Write out the data below in full, unchanged, minus the images.

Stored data
** Start **

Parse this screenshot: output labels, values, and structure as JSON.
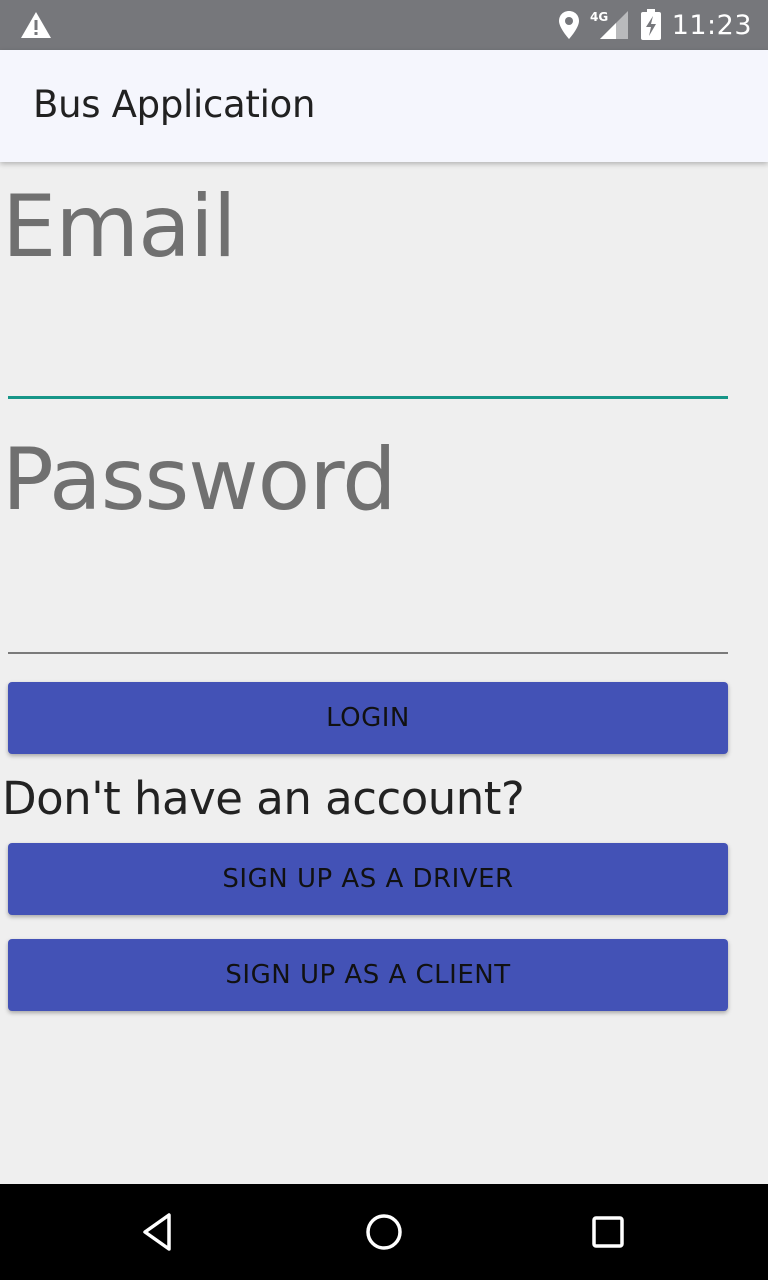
{
  "status_bar": {
    "time": "11:23",
    "network": "4G",
    "icons": [
      "warning-icon",
      "location-icon",
      "signal-icon",
      "battery-charging-icon"
    ]
  },
  "app_bar": {
    "title": "Bus Application"
  },
  "form": {
    "email_label": "Email",
    "email_value": "",
    "password_label": "Password",
    "password_value": "",
    "login_label": "LOGIN",
    "prompt": "Don't have an account?",
    "signup_driver_label": "SIGN UP AS A DRIVER",
    "signup_client_label": "SIGN UP AS A CLIENT"
  },
  "nav_bar": {
    "icons": [
      "back-icon",
      "home-icon",
      "recents-icon"
    ]
  },
  "colors": {
    "accent": "#179688",
    "button": "#4352b6",
    "status_bar": "#76777b",
    "app_bar": "#f5f6fd",
    "background": "#efefef"
  }
}
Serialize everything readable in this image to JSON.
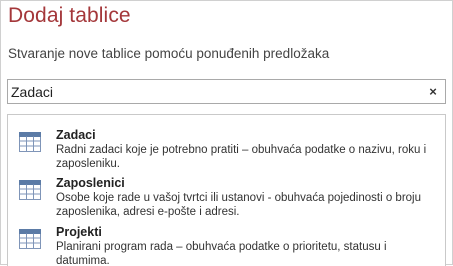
{
  "dialog": {
    "title": "Dodaj tablice",
    "subtitle": "Stvaranje nove tablice pomoću ponuđenih predložaka"
  },
  "search": {
    "value": "Zadaci",
    "clear_glyph": "×"
  },
  "templates": [
    {
      "title": "Zadaci",
      "description": "Radni zadaci koje je potrebno pratiti – obuhvaća podatke o nazivu, roku i zaposleniku.",
      "icon": "table-icon"
    },
    {
      "title": "Zaposlenici",
      "description": "Osobe koje rade u vašoj tvrtci ili ustanovi - obuhvaća pojedinosti o broju zaposlenika, adresi e-pošte i adresi.",
      "icon": "table-icon"
    },
    {
      "title": "Projekti",
      "description": "Planirani program rada – obuhvaća podatke o prioritetu, statusu i datumima.",
      "icon": "table-icon"
    }
  ],
  "colors": {
    "title": "#a4373a",
    "icon_header": "#5b7ba6",
    "icon_grid": "#7f95b8"
  }
}
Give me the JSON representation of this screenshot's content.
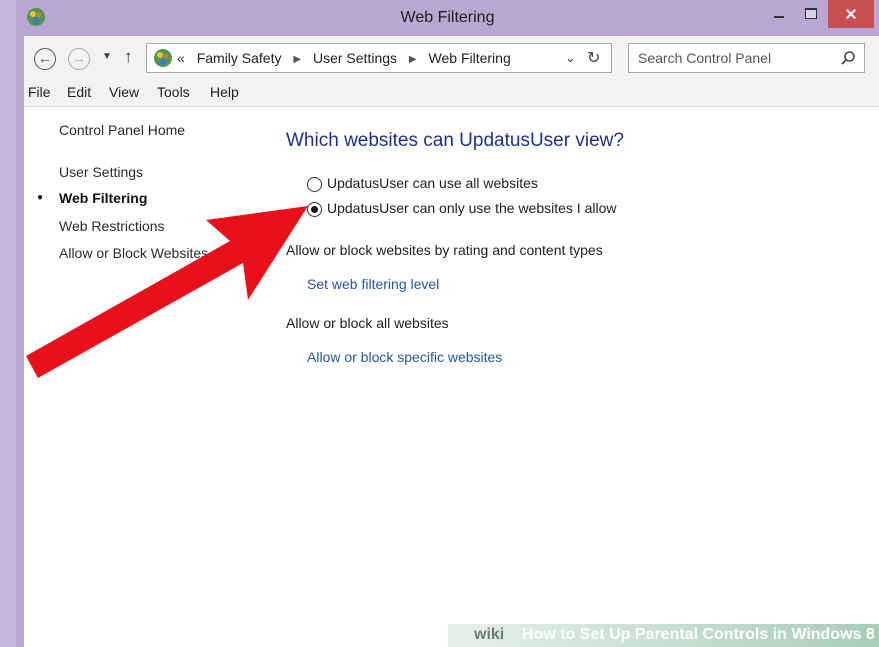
{
  "window": {
    "title": "Web Filtering"
  },
  "navigation": {
    "breadcrumb_lead": "«",
    "breadcrumbs": [
      "Family Safety",
      "User Settings",
      "Web Filtering"
    ],
    "search_placeholder": "Search Control Panel"
  },
  "menu": [
    "File",
    "Edit",
    "View",
    "Tools",
    "Help"
  ],
  "sidebar": {
    "items": [
      {
        "label": "Control Panel Home"
      },
      {
        "label": "User Settings"
      },
      {
        "label": "Web Filtering",
        "current": true
      },
      {
        "label": "Web Restrictions"
      },
      {
        "label": "Allow or Block Websites"
      }
    ]
  },
  "main": {
    "heading": "Which websites can UpdatusUser view?",
    "options": [
      {
        "label": "UpdatusUser can use all websites",
        "selected": false
      },
      {
        "label": "UpdatusUser can only use the websites I allow",
        "selected": true
      }
    ],
    "sections": [
      {
        "title": "Allow or block websites by rating and content types",
        "link": "Set web filtering level"
      },
      {
        "title": "Allow or block all websites",
        "link": "Allow or block specific websites"
      }
    ]
  },
  "watermark": {
    "logo": "wiki",
    "title": "How to Set Up Parental Controls in Windows 8"
  },
  "colors": {
    "heading": "#1e3287",
    "link": "#2456a6",
    "annotation_arrow": "#e8111a",
    "frame": "#b9a6d3",
    "close_button": "#c85050"
  },
  "icons": {
    "window": "family-safety-icon",
    "address": "family-safety-icon",
    "search": "magnifier-icon",
    "back": "back-arrow-icon",
    "forward": "forward-arrow-icon",
    "up": "up-arrow-icon",
    "refresh": "refresh-icon"
  }
}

** End **

_FINAL ANSWER_.
Parse this screenshot: output labels, values, and structure as JSON.
{
  "status_bar": {
    "time": "11:23",
    "network": "4G",
    "icons": [
      "warning-icon",
      "location-icon",
      "signal-icon",
      "battery-charging-icon"
    ]
  },
  "app_bar": {
    "title": "Bus Application"
  },
  "form": {
    "email_label": "Email",
    "email_value": "",
    "password_label": "Password",
    "password_value": "",
    "login_label": "LOGIN",
    "prompt": "Don't have an account?",
    "signup_driver_label": "SIGN UP AS A DRIVER",
    "signup_client_label": "SIGN UP AS A CLIENT"
  },
  "nav_bar": {
    "icons": [
      "back-icon",
      "home-icon",
      "recents-icon"
    ]
  },
  "colors": {
    "accent": "#179688",
    "button": "#4352b6",
    "status_bar": "#76777b",
    "app_bar": "#f5f6fd",
    "background": "#efefef"
  }
}
Serialize everything readable in this image to JSON.
{
  "dialog": {
    "title": "Dodaj tablice",
    "subtitle": "Stvaranje nove tablice pomoću ponuđenih predložaka"
  },
  "search": {
    "value": "Zadaci",
    "clear_glyph": "×"
  },
  "templates": [
    {
      "title": "Zadaci",
      "description": "Radni zadaci koje je potrebno pratiti – obuhvaća podatke o nazivu, roku i zaposleniku.",
      "icon": "table-icon"
    },
    {
      "title": "Zaposlenici",
      "description": "Osobe koje rade u vašoj tvrtci ili ustanovi - obuhvaća pojedinosti o broju zaposlenika, adresi e-pošte i adresi.",
      "icon": "table-icon"
    },
    {
      "title": "Projekti",
      "description": "Planirani program rada – obuhvaća podatke o prioritetu, statusu i datumima.",
      "icon": "table-icon"
    }
  ],
  "colors": {
    "title": "#a4373a",
    "icon_header": "#5b7ba6",
    "icon_grid": "#7f95b8"
  }
}
Give me the JSON representation of this screenshot's content.
{
  "window": {
    "title": "Web Filtering"
  },
  "navigation": {
    "breadcrumb_lead": "«",
    "breadcrumbs": [
      "Family Safety",
      "User Settings",
      "Web Filtering"
    ],
    "search_placeholder": "Search Control Panel"
  },
  "menu": [
    "File",
    "Edit",
    "View",
    "Tools",
    "Help"
  ],
  "sidebar": {
    "items": [
      {
        "label": "Control Panel Home"
      },
      {
        "label": "User Settings"
      },
      {
        "label": "Web Filtering",
        "current": true
      },
      {
        "label": "Web Restrictions"
      },
      {
        "label": "Allow or Block Websites"
      }
    ]
  },
  "main": {
    "heading": "Which websites can UpdatusUser view?",
    "options": [
      {
        "label": "UpdatusUser can use all websites",
        "selected": false
      },
      {
        "label": "UpdatusUser can only use the websites I allow",
        "selected": true
      }
    ],
    "sections": [
      {
        "title": "Allow or block websites by rating and content types",
        "link": "Set web filtering level"
      },
      {
        "title": "Allow or block all websites",
        "link": "Allow or block specific websites"
      }
    ]
  },
  "watermark": {
    "logo": "wiki",
    "title": "How to Set Up Parental Controls in Windows 8"
  },
  "colors": {
    "heading": "#1e3287",
    "link": "#2456a6",
    "annotation_arrow": "#e8111a",
    "frame": "#b9a6d3",
    "close_button": "#c85050"
  },
  "icons": {
    "window": "family-safety-icon",
    "address": "family-safety-icon",
    "search": "magnifier-icon",
    "back": "back-arrow-icon",
    "forward": "forward-arrow-icon",
    "up": "up-arrow-icon",
    "refresh": "refresh-icon"
  }
}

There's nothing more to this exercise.